Given task: Reproduce each of the lines word for word.

### Material supplied ###

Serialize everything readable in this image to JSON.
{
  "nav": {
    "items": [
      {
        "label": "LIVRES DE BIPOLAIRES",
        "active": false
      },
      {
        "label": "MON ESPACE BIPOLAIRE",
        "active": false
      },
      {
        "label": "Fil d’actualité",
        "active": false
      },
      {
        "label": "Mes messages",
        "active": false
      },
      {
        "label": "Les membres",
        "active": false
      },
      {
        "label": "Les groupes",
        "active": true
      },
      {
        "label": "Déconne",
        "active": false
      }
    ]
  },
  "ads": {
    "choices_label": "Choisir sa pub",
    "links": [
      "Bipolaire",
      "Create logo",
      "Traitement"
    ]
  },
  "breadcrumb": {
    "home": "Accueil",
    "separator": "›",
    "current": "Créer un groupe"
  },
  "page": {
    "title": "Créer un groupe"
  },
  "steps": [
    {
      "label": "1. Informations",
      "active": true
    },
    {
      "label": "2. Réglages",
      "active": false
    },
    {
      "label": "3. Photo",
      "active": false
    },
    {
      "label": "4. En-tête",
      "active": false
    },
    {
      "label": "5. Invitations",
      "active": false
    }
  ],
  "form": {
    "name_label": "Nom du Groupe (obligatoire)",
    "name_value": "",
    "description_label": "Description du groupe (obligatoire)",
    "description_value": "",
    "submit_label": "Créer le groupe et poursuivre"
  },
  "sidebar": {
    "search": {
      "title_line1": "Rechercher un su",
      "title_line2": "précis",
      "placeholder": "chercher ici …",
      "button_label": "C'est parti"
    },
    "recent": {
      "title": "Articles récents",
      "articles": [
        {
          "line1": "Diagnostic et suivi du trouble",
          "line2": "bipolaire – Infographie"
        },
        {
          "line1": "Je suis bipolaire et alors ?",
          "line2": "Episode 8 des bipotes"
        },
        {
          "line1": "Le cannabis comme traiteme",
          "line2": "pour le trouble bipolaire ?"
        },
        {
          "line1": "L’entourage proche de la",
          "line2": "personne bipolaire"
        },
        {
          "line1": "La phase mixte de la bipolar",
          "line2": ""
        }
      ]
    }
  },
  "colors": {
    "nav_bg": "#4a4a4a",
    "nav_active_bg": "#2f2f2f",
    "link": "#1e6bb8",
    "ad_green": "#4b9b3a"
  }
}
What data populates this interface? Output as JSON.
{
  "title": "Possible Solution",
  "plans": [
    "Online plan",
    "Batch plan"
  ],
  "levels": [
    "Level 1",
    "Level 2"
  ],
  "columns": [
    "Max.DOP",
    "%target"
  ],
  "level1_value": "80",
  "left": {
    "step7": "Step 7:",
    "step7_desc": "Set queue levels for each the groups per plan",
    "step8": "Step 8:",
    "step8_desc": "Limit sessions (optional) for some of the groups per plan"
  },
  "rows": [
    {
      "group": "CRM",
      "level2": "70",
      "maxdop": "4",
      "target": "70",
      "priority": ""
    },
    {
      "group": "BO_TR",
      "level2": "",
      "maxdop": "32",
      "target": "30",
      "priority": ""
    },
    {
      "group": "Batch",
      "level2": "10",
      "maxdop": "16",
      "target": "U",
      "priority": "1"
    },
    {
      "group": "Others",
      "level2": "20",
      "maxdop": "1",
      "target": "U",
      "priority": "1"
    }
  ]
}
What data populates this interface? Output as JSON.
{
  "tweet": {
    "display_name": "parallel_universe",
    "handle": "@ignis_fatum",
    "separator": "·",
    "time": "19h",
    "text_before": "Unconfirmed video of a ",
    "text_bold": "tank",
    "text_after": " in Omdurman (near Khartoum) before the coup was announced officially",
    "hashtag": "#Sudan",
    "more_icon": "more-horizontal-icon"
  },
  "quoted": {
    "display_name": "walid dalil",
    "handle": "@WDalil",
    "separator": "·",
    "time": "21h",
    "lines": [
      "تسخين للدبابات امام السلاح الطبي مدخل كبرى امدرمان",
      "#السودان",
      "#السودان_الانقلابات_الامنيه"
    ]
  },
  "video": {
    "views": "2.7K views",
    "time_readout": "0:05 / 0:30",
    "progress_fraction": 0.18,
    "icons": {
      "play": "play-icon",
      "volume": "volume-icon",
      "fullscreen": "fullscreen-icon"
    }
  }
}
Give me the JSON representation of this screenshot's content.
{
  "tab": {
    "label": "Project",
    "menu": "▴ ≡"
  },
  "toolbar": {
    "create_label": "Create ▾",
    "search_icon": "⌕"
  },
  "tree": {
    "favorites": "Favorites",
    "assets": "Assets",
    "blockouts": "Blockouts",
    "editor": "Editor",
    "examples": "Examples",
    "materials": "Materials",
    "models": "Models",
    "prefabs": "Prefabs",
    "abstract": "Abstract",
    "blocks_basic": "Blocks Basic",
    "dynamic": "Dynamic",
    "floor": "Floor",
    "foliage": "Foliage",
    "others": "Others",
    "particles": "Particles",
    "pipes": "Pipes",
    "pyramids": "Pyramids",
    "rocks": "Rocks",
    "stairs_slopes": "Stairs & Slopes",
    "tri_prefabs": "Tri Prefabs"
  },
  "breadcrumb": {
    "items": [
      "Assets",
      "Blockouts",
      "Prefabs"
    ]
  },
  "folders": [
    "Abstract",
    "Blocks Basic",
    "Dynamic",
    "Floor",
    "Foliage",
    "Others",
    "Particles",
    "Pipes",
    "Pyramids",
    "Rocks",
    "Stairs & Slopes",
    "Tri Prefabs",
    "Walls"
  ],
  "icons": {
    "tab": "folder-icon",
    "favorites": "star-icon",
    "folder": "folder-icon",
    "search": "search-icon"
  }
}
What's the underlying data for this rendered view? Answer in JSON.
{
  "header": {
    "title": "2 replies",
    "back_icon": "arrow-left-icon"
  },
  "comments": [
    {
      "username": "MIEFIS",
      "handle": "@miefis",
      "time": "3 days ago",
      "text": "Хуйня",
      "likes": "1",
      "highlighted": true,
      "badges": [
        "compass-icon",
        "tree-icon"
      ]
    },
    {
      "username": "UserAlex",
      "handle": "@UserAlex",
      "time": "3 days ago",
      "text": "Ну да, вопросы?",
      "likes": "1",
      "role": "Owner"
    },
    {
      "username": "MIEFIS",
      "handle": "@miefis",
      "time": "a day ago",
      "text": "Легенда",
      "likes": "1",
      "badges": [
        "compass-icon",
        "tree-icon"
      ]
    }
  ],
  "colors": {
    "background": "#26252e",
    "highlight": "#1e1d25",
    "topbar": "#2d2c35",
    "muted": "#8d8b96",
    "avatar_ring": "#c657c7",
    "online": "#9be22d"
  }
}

###

The response:
Serialize everything readable in this image to JSON.
{
  "nav": {
    "items": [
      {
        "label": "LIVRES DE BIPOLAIRES",
        "active": false
      },
      {
        "label": "MON ESPACE BIPOLAIRE",
        "active": false
      },
      {
        "label": "Fil d’actualité",
        "active": false
      },
      {
        "label": "Mes messages",
        "active": false
      },
      {
        "label": "Les membres",
        "active": false
      },
      {
        "label": "Les groupes",
        "active": true
      },
      {
        "label": "Déconne",
        "active": false
      }
    ]
  },
  "ads": {
    "choices_label": "Choisir sa pub",
    "links": [
      "Bipolaire",
      "Create logo",
      "Traitement"
    ]
  },
  "breadcrumb": {
    "home": "Accueil",
    "separator": "›",
    "current": "Créer un groupe"
  },
  "page": {
    "title": "Créer un groupe"
  },
  "steps": [
    {
      "label": "1. Informations",
      "active": true
    },
    {
      "label": "2. Réglages",
      "active": false
    },
    {
      "label": "3. Photo",
      "active": false
    },
    {
      "label": "4. En-tête",
      "active": false
    },
    {
      "label": "5. Invitations",
      "active": false
    }
  ],
  "form": {
    "name_label": "Nom du Groupe (obligatoire)",
    "name_value": "",
    "description_label": "Description du groupe (obligatoire)",
    "description_value": "",
    "submit_label": "Créer le groupe et poursuivre"
  },
  "sidebar": {
    "search": {
      "title_line1": "Rechercher un su",
      "title_line2": "précis",
      "placeholder": "chercher ici …",
      "button_label": "C'est parti"
    },
    "recent": {
      "title": "Articles récents",
      "articles": [
        {
          "line1": "Diagnostic et suivi du trouble",
          "line2": "bipolaire – Infographie"
        },
        {
          "line1": "Je suis bipolaire et alors ?",
          "line2": "Episode 8 des bipotes"
        },
        {
          "line1": "Le cannabis comme traiteme",
          "line2": "pour le trouble bipolaire ?"
        },
        {
          "line1": "L’entourage proche de la",
          "line2": "personne bipolaire"
        },
        {
          "line1": "La phase mixte de la bipolar",
          "line2": ""
        }
      ]
    }
  },
  "colors": {
    "nav_bg": "#4a4a4a",
    "nav_active_bg": "#2f2f2f",
    "link": "#1e6bb8",
    "ad_green": "#4b9b3a"
  }
}
What data populates this interface? Output as JSON.
{
  "title": "Possible Solution",
  "plans": [
    "Online plan",
    "Batch plan"
  ],
  "levels": [
    "Level 1",
    "Level 2"
  ],
  "columns": [
    "Max.DOP",
    "%target"
  ],
  "level1_value": "80",
  "left": {
    "step7": "Step 7:",
    "step7_desc": "Set queue levels for each the groups per plan",
    "step8": "Step 8:",
    "step8_desc": "Limit sessions (optional) for some of the groups per plan"
  },
  "rows": [
    {
      "group": "CRM",
      "level2": "70",
      "maxdop": "4",
      "target": "70",
      "priority": ""
    },
    {
      "group": "BO_TR",
      "level2": "",
      "maxdop": "32",
      "target": "30",
      "priority": ""
    },
    {
      "group": "Batch",
      "level2": "10",
      "maxdop": "16",
      "target": "U",
      "priority": "1"
    },
    {
      "group": "Others",
      "level2": "20",
      "maxdop": "1",
      "target": "U",
      "priority": "1"
    }
  ]
}
What data populates this interface? Output as JSON.
{
  "tweet": {
    "display_name": "parallel_universe",
    "handle": "@ignis_fatum",
    "separator": "·",
    "time": "19h",
    "text_before": "Unconfirmed video of a ",
    "text_bold": "tank",
    "text_after": " in Omdurman (near Khartoum) before the coup was announced officially",
    "hashtag": "#Sudan",
    "more_icon": "more-horizontal-icon"
  },
  "quoted": {
    "display_name": "walid dalil",
    "handle": "@WDalil",
    "separator": "·",
    "time": "21h",
    "lines": [
      "تسخين للدبابات امام السلاح الطبي مدخل كبرى امدرمان",
      "#السودان",
      "#السودان_الانقلابات_الامنيه"
    ]
  },
  "video": {
    "views": "2.7K views",
    "time_readout": "0:05 / 0:30",
    "progress_fraction": 0.18,
    "icons": {
      "play": "play-icon",
      "volume": "volume-icon",
      "fullscreen": "fullscreen-icon"
    }
  }
}
Give me the JSON representation of this screenshot's content.
{
  "tab": {
    "label": "Project",
    "menu": "▴ ≡"
  },
  "toolbar": {
    "create_label": "Create ▾",
    "search_icon": "⌕"
  },
  "tree": {
    "favorites": "Favorites",
    "assets": "Assets",
    "blockouts": "Blockouts",
    "editor": "Editor",
    "examples": "Examples",
    "materials": "Materials",
    "models": "Models",
    "prefabs": "Prefabs",
    "abstract": "Abstract",
    "blocks_basic": "Blocks Basic",
    "dynamic": "Dynamic",
    "floor": "Floor",
    "foliage": "Foliage",
    "others": "Others",
    "particles": "Particles",
    "pipes": "Pipes",
    "pyramids": "Pyramids",
    "rocks": "Rocks",
    "stairs_slopes": "Stairs & Slopes",
    "tri_prefabs": "Tri Prefabs"
  },
  "breadcrumb": {
    "items": [
      "Assets",
      "Blockouts",
      "Prefabs"
    ]
  },
  "folders": [
    "Abstract",
    "Blocks Basic",
    "Dynamic",
    "Floor",
    "Foliage",
    "Others",
    "Particles",
    "Pipes",
    "Pyramids",
    "Rocks",
    "Stairs & Slopes",
    "Tri Prefabs",
    "Walls"
  ],
  "icons": {
    "tab": "folder-icon",
    "favorites": "star-icon",
    "folder": "folder-icon",
    "search": "search-icon"
  }
}
What's the underlying data for this rendered view? Answer in JSON.
{
  "header": {
    "title": "2 replies",
    "back_icon": "arrow-left-icon"
  },
  "comments": [
    {
      "username": "MIEFIS",
      "handle": "@miefis",
      "time": "3 days ago",
      "text": "Хуйня",
      "likes": "1",
      "highlighted": true,
      "badges": [
        "compass-icon",
        "tree-icon"
      ]
    },
    {
      "username": "UserAlex",
      "handle": "@UserAlex",
      "time": "3 days ago",
      "text": "Ну да, вопросы?",
      "likes": "1",
      "role": "Owner"
    },
    {
      "username": "MIEFIS",
      "handle": "@miefis",
      "time": "a day ago",
      "text": "Легенда",
      "likes": "1",
      "badges": [
        "compass-icon",
        "tree-icon"
      ]
    }
  ],
  "colors": {
    "background": "#26252e",
    "highlight": "#1e1d25",
    "topbar": "#2d2c35",
    "muted": "#8d8b96",
    "avatar_ring": "#c657c7",
    "online": "#9be22d"
  }
}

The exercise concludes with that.